— START Input for this task —

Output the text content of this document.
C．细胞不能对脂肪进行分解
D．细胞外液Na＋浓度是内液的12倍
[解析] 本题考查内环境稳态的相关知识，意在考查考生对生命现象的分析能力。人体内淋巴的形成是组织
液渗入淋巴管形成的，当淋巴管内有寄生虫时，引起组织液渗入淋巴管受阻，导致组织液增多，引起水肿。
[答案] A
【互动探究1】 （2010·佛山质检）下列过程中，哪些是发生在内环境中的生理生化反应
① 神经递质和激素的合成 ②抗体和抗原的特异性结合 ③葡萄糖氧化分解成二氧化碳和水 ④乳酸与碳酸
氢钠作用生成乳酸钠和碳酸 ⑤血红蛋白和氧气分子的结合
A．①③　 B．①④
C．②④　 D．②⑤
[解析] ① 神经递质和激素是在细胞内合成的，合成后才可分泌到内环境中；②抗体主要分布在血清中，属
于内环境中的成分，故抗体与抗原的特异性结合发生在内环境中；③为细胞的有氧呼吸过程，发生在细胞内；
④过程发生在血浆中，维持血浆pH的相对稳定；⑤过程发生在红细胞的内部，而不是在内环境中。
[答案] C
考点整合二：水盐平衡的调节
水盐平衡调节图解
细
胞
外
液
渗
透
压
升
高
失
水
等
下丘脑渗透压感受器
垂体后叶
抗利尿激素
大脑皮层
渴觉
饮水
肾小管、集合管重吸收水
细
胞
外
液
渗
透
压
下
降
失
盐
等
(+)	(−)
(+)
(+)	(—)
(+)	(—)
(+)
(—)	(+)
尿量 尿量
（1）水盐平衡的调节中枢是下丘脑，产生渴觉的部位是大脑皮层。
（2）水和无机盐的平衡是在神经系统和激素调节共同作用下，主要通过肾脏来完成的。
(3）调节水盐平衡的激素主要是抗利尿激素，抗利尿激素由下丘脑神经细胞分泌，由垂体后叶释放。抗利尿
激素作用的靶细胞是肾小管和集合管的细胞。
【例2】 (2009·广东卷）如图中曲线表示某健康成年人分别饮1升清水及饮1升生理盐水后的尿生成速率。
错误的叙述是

— END Input for this task —

## The task:
The records above should be restated word for word, please.

## Result of this task:
Output the text content of this document.
C．细胞不能对脂肪进行分解
D．细胞外液Na＋浓度是内液的12倍
[解析] 本题考查内环境稳态的相关知识，意在考查考生对生命现象的分析能力。人体内淋巴的形成是组织
液渗入淋巴管形成的，当淋巴管内有寄生虫时，引起组织液渗入淋巴管受阻，导致组织液增多，引起水肿。
[答案] A
【互动探究1】 （2010·佛山质检）下列过程中，哪些是发生在内环境中的生理生化反应
① 神经递质和激素的合成 ②抗体和抗原的特异性结合 ③葡萄糖氧化分解成二氧化碳和水 ④乳酸与碳酸
氢钠作用生成乳酸钠和碳酸 ⑤血红蛋白和氧气分子的结合
A．①③　 B．①④
C．②④　 D．②⑤
[解析] ① 神经递质和激素是在细胞内合成的，合成后才可分泌到内环境中；②抗体主要分布在血清中，属
于内环境中的成分，故抗体与抗原的特异性结合发生在内环境中；③为细胞的有氧呼吸过程，发生在细胞内；
④过程发生在血浆中，维持血浆pH的相对稳定；⑤过程发生在红细胞的内部，而不是在内环境中。
[答案] C
考点整合二：水盐平衡的调节
水盐平衡调节图解
细
胞
外
液
渗
透
压
升
高
失
水
等
下丘脑渗透压感受器
垂体后叶
抗利尿激素
大脑皮层
渴觉
饮水
肾小管、集合管重吸收水
细
胞
外
液
渗
透
压
下
降
失
盐
等
(+)	(−)
(+)
(+)	(—)
(+)	(—)
(+)
(—)	(+)
尿量 尿量
（1）水盐平衡的调节中枢是下丘脑，产生渴觉的部位是大脑皮层。
（2）水和无机盐的平衡是在神经系统和激素调节共同作用下，主要通过肾脏来完成的。
(3）调节水盐平衡的激素主要是抗利尿激素，抗利尿激素由下丘脑神经细胞分泌，由垂体后叶释放。抗利尿
激素作用的靶细胞是肾小管和集合管的细胞。
【例2】 (2009·广东卷）如图中曲线表示某健康成年人分别饮1升清水及饮1升生理盐水后的尿生成速率。
错误的叙述是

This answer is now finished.